*Entries shown*.
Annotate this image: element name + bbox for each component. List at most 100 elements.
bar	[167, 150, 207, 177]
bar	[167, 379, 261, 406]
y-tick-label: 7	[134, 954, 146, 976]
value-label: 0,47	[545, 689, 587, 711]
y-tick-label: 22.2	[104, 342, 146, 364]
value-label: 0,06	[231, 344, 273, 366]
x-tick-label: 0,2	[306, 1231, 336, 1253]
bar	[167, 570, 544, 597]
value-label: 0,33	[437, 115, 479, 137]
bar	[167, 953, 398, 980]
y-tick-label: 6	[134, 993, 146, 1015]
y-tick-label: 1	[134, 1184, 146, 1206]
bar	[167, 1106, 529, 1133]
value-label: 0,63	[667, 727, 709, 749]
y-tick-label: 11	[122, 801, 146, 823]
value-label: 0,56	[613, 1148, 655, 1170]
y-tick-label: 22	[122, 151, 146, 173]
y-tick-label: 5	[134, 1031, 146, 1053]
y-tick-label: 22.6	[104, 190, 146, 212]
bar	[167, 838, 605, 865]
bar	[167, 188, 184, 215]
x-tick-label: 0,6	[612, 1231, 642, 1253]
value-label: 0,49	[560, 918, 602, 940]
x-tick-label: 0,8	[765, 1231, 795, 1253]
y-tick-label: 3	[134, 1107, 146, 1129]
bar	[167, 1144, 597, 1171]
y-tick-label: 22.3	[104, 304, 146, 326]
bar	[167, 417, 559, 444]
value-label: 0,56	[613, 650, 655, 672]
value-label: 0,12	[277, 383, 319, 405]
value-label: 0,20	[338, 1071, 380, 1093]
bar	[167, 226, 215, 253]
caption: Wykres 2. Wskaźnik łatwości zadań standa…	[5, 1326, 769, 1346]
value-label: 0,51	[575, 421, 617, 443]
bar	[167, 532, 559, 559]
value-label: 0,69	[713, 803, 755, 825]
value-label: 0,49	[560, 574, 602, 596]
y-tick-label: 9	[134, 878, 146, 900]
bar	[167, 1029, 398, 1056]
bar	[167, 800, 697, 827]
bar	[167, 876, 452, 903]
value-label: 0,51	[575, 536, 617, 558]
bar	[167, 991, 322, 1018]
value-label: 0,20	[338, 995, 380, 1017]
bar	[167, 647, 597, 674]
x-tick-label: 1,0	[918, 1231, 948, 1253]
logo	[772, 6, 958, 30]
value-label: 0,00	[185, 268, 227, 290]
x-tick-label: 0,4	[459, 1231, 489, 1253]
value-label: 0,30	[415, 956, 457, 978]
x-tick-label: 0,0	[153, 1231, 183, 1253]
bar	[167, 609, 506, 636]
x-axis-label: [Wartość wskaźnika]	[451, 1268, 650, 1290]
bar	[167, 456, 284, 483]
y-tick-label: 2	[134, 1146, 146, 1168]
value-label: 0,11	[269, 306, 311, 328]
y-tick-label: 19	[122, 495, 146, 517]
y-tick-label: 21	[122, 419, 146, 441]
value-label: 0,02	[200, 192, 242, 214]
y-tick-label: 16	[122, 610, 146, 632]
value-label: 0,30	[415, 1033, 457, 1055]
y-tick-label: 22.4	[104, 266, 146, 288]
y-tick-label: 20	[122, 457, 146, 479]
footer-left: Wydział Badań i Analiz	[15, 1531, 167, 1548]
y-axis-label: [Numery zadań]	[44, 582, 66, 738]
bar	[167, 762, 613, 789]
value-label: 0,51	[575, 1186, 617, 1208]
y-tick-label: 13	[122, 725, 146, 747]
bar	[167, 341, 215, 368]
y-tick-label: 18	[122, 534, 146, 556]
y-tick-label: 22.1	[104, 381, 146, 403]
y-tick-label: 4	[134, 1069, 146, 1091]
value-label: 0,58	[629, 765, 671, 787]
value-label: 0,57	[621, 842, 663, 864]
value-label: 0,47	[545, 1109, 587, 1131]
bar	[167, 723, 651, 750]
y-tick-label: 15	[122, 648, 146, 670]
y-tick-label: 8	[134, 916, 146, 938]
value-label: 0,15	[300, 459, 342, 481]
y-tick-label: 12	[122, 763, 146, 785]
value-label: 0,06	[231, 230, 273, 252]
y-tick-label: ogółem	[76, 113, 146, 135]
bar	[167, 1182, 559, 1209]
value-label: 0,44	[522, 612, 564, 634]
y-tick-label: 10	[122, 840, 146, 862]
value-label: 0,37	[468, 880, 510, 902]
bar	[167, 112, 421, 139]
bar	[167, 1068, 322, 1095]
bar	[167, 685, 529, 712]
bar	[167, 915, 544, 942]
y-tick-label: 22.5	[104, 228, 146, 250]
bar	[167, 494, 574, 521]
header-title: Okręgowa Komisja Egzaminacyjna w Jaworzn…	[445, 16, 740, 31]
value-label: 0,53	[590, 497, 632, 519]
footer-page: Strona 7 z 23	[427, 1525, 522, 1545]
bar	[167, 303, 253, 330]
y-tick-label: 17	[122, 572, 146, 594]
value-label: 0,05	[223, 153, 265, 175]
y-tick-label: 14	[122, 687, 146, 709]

*The task*. Lay out every line of the records above as a Markdown table with two columns, "Row" for the line's number and "Entry" for the line itself, leaving out blank lines.

*Solution for this exercise*.
| Row | Entry |
|---|---|
| 1 | Annotate this image: element name + bbox for each component. List at most 100 elements. |
| 2 | bar	[167, 150, 207, 177] |
| 3 | bar	[167, 379, 261, 406] |
| 4 | y-tick-label: 7	[134, 954, 146, 976] |
| 5 | value-label: 0,47	[545, 689, 587, 711] |
| 6 | y-tick-label: 22.2	[104, 342, 146, 364] |
| 7 | value-label: 0,06	[231, 344, 273, 366] |
| 8 | x-tick-label: 0,2	[306, 1231, 336, 1253] |
| 9 | bar	[167, 570, 544, 597] |
| 10 | value-label: 0,33	[437, 115, 479, 137] |
| 11 | bar	[167, 953, 398, 980] |
| 12 | y-tick-label: 6	[134, 993, 146, 1015] |
| 13 | y-tick-label: 1	[134, 1184, 146, 1206] |
| 14 | bar	[167, 1106, 529, 1133] |
| 15 | value-label: 0,63	[667, 727, 709, 749] |
| 16 | y-tick-label: 11	[122, 801, 146, 823] |
| 17 | value-label: 0,56	[613, 1148, 655, 1170] |
| 18 | y-tick-label: 22	[122, 151, 146, 173] |
| 19 | y-tick-label: 5	[134, 1031, 146, 1053] |
| 20 | y-tick-label: 22.6	[104, 190, 146, 212] |
| 21 | bar	[167, 838, 605, 865] |
| 22 | bar	[167, 188, 184, 215] |
| 23 | x-tick-label: 0,6	[612, 1231, 642, 1253] |
| 24 | value-label: 0,49	[560, 918, 602, 940] |
| 25 | x-tick-label: 0,8	[765, 1231, 795, 1253] |
| 26 | y-tick-label: 3	[134, 1107, 146, 1129] |
| 27 | bar	[167, 1144, 597, 1171] |
| 28 | y-tick-label: 22.3	[104, 304, 146, 326] |
| 29 | bar	[167, 417, 559, 444] |
| 30 | value-label: 0,56	[613, 650, 655, 672] |
| 31 | value-label: 0,12	[277, 383, 319, 405] |
| 32 | value-label: 0,20	[338, 1071, 380, 1093] |
| 33 | bar	[167, 226, 215, 253] |
| 34 | caption: Wykres 2. Wskaźnik łatwości zadań standa…	[5, 1326, 769, 1346] |
| 35 | value-label: 0,51	[575, 421, 617, 443] |
| 36 | bar	[167, 532, 559, 559] |
| 37 | value-label: 0,69	[713, 803, 755, 825] |
| 38 | value-label: 0,49	[560, 574, 602, 596] |
| 39 | y-tick-label: 9	[134, 878, 146, 900] |
| 40 | bar	[167, 1029, 398, 1056] |
| 41 | bar	[167, 800, 697, 827] |
| 42 | bar	[167, 876, 452, 903] |
| 43 | value-label: 0,51	[575, 536, 617, 558] |
| 44 | bar	[167, 991, 322, 1018] |
| 45 | value-label: 0,20	[338, 995, 380, 1017] |
| 46 | bar	[167, 647, 597, 674] |
| 47 | x-tick-label: 1,0	[918, 1231, 948, 1253] |
| 48 | logo	[772, 6, 958, 30] |
| 49 | value-label: 0,00	[185, 268, 227, 290] |
| 50 | x-tick-label: 0,4	[459, 1231, 489, 1253] |
| 51 | value-label: 0,30	[415, 956, 457, 978] |
| 52 | x-tick-label: 0,0	[153, 1231, 183, 1253] |
| 53 | bar	[167, 609, 506, 636] |
| 54 | x-axis-label: [Wartość wskaźnika]	[451, 1268, 650, 1290] |
| 55 | bar	[167, 456, 284, 483] |
| 56 | y-tick-label: 2	[134, 1146, 146, 1168] |
| 57 | value-label: 0,11	[269, 306, 311, 328] |
| 58 | y-tick-label: 19	[122, 495, 146, 517] |
| 59 | y-tick-label: 21	[122, 419, 146, 441] |
| 60 | value-label: 0,02	[200, 192, 242, 214] |
| 61 | y-tick-label: 16	[122, 610, 146, 632] |
| 62 | value-label: 0,30	[415, 1033, 457, 1055] |
| 63 | y-tick-label: 22.4	[104, 266, 146, 288] |
| 64 | y-tick-label: 20	[122, 457, 146, 479] |
| 65 | footer-left: Wydział Badań i Analiz	[15, 1531, 167, 1548] |
| 66 | y-axis-label: [Numery zadań]	[44, 582, 66, 738] |
| 67 | bar	[167, 762, 613, 789] |
| 68 | value-label: 0,51	[575, 1186, 617, 1208] |
| 69 | y-tick-label: 13	[122, 725, 146, 747] |
| 70 | bar	[167, 341, 215, 368] |
| 71 | y-tick-label: 18	[122, 534, 146, 556] |
| 72 | y-tick-label: 22.1	[104, 381, 146, 403] |
| 73 | y-tick-label: 4	[134, 1069, 146, 1091] |
| 74 | value-label: 0,58	[629, 765, 671, 787] |
| 75 | value-label: 0,57	[621, 842, 663, 864] |
| 76 | value-label: 0,47	[545, 1109, 587, 1131] |
| 77 | bar	[167, 723, 651, 750] |
| 78 | y-tick-label: 15	[122, 648, 146, 670] |
| 79 | y-tick-label: 8	[134, 916, 146, 938] |
| 80 | value-label: 0,15	[300, 459, 342, 481] |
| 81 | y-tick-label: 12	[122, 763, 146, 785] |
| 82 | value-label: 0,06	[231, 230, 273, 252] |
| 83 | y-tick-label: ogółem	[76, 113, 146, 135] |
| 84 | bar	[167, 1182, 559, 1209] |
| 85 | value-label: 0,44	[522, 612, 564, 634] |
| 86 | y-tick-label: 10	[122, 840, 146, 862] |
| 87 | value-label: 0,37	[468, 880, 510, 902] |
| 88 | bar	[167, 112, 421, 139] |
| 89 | bar	[167, 1068, 322, 1095] |
| 90 | bar	[167, 685, 529, 712] |
| 91 | bar	[167, 915, 544, 942] |
| 92 | y-tick-label: 22.5	[104, 228, 146, 250] |
| 93 | bar	[167, 494, 574, 521] |
| 94 | header-title: Okręgowa Komisja Egzaminacyjna w Jaworzn…	[445, 16, 740, 31] |
| 95 | value-label: 0,53	[590, 497, 632, 519] |
| 96 | footer-page: Strona 7 z 23	[427, 1525, 522, 1545] |
| 97 | bar	[167, 303, 253, 330] |
| 98 | y-tick-label: 17	[122, 572, 146, 594] |
| 99 | value-label: 0,05	[223, 153, 265, 175] |
| 100 | y-tick-label: 14	[122, 687, 146, 709] |